WHAT IS NEEDED
Find each line holding "this" and copy it out.
____
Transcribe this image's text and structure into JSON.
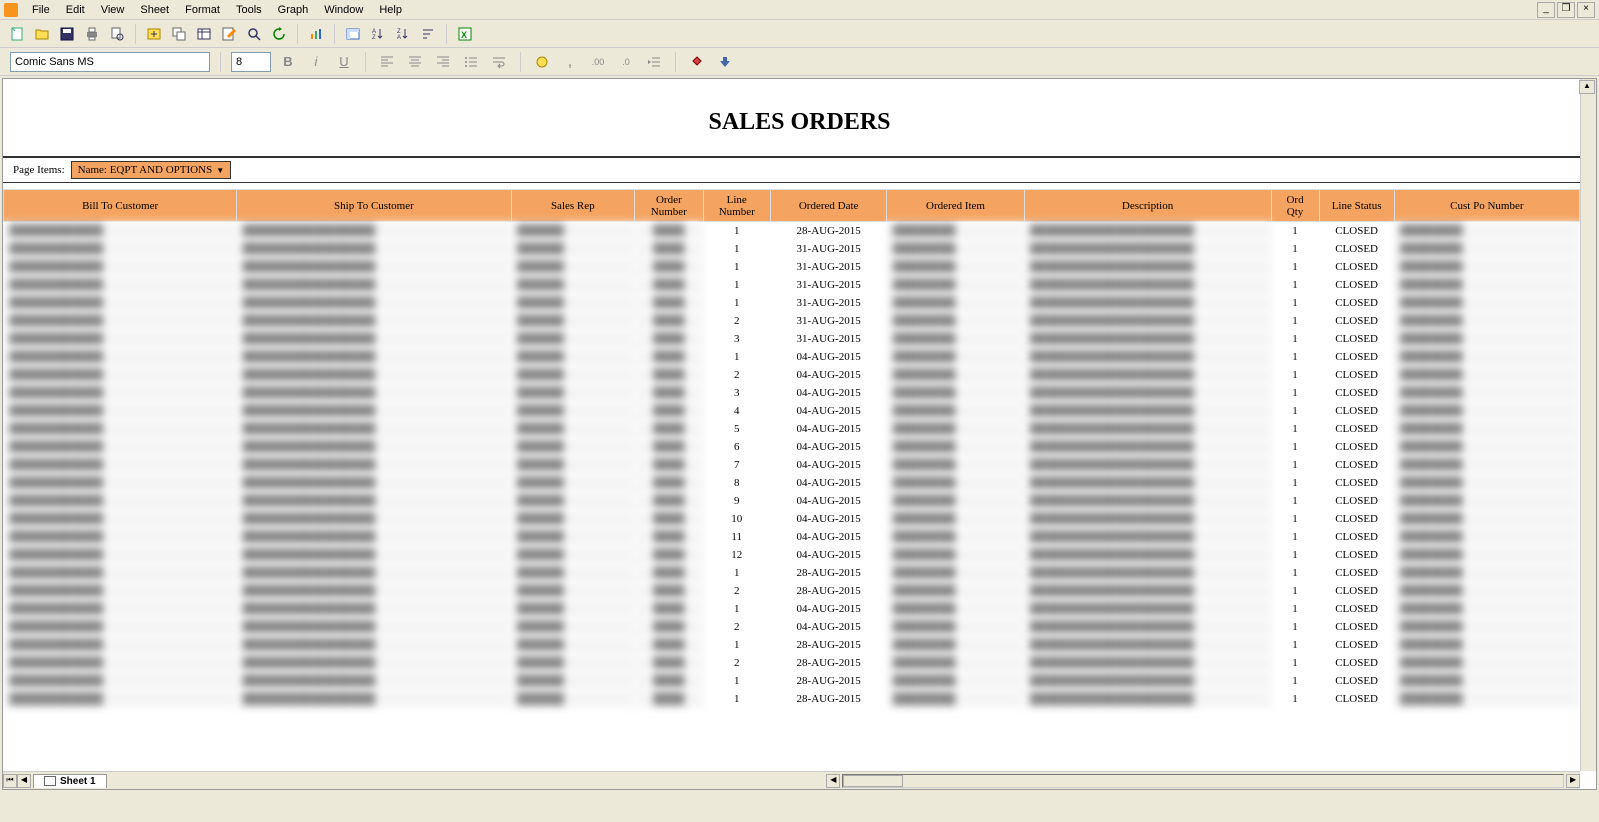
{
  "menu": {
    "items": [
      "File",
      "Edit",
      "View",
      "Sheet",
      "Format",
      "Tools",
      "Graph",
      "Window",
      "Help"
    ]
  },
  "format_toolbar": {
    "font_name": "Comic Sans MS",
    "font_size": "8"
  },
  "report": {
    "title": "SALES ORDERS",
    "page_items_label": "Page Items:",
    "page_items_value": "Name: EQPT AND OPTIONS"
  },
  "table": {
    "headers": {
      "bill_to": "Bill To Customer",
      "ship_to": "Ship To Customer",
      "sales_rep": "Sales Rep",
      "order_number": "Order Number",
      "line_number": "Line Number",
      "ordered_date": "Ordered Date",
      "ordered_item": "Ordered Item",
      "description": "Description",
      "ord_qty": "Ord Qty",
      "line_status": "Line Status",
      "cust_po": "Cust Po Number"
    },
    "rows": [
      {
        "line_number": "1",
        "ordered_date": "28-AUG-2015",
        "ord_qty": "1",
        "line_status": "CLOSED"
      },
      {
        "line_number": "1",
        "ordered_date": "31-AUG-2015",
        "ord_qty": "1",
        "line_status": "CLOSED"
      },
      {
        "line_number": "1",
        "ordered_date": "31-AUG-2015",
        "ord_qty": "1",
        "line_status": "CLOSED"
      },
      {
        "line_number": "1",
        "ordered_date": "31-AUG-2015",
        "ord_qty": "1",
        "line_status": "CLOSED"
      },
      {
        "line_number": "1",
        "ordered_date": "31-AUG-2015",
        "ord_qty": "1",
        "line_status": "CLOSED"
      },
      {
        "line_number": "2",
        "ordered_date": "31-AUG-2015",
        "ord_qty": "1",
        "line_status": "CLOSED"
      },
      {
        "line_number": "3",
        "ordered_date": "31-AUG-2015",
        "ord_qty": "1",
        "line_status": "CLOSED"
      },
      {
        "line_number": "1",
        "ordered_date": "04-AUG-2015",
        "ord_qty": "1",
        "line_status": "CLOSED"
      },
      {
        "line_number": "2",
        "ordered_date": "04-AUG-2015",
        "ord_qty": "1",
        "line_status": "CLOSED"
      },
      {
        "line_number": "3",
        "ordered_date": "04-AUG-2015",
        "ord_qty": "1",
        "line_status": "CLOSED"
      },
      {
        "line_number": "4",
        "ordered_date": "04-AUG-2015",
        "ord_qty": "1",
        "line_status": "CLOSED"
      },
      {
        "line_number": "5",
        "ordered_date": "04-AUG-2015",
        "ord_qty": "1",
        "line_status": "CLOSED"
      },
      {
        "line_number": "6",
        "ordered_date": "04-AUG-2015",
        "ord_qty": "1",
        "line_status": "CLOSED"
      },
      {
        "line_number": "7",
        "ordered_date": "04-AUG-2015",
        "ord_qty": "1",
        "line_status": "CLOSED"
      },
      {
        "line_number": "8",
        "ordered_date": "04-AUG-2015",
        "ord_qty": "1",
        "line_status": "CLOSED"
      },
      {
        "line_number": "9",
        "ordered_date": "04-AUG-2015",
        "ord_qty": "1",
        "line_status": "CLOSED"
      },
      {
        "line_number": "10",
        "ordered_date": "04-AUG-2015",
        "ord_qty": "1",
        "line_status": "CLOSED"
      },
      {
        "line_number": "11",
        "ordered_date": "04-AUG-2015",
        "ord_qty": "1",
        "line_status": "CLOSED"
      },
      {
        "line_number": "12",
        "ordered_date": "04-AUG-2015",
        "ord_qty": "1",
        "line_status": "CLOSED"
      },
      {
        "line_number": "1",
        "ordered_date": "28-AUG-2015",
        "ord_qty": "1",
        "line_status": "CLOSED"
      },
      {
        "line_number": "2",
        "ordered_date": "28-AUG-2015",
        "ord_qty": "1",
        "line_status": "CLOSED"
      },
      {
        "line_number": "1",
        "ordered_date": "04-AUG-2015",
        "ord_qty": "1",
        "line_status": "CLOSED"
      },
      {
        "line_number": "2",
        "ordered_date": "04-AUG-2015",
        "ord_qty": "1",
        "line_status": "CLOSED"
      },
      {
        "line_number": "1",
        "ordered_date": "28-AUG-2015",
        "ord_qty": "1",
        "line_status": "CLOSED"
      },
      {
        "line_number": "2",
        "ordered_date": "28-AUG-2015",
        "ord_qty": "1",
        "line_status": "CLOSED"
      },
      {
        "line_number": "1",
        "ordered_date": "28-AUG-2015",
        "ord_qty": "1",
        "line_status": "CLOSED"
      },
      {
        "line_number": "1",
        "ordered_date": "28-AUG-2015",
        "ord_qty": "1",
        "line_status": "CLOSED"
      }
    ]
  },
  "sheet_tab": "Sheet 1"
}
____
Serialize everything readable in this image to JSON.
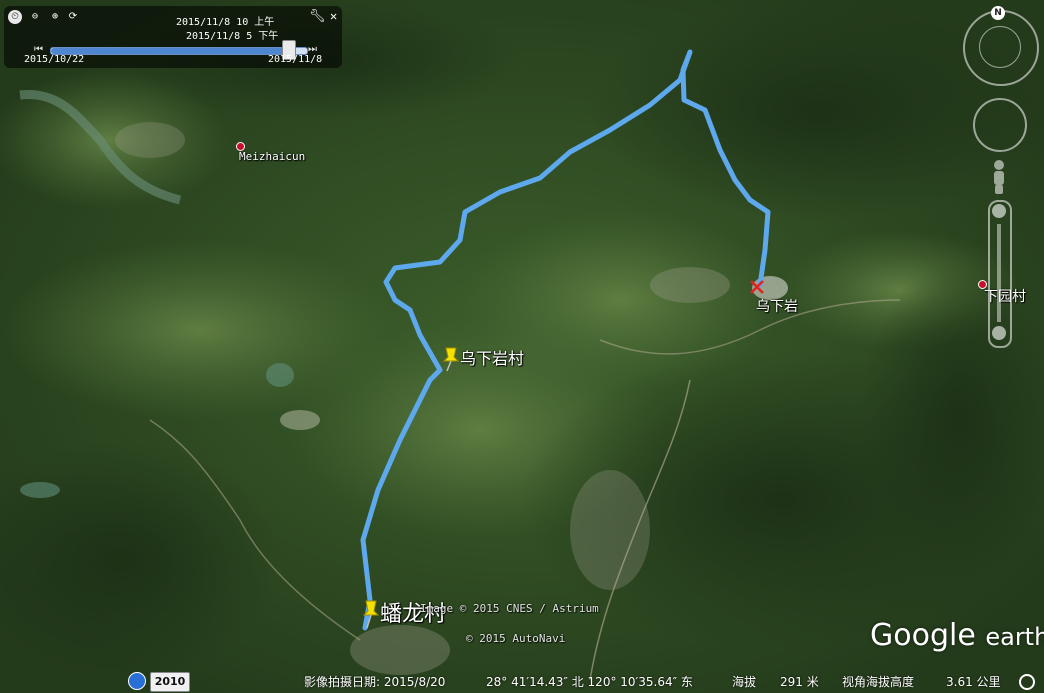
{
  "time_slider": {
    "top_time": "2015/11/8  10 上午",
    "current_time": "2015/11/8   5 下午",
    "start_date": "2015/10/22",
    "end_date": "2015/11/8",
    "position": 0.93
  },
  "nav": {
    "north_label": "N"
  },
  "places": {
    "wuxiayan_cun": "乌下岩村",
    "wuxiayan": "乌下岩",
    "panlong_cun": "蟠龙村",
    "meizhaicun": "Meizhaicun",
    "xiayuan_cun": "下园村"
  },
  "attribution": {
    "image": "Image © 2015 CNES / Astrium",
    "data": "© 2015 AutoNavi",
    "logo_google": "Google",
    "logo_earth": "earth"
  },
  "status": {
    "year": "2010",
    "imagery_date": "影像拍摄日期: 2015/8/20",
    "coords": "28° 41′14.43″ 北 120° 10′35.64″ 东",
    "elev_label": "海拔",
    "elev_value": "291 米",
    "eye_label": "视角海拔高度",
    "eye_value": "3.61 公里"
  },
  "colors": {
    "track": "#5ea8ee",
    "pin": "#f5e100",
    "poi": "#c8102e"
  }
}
____
ANSWER BELOW
Transcribe this image's text and structure into JSON.
Serialize everything readable in this image to JSON.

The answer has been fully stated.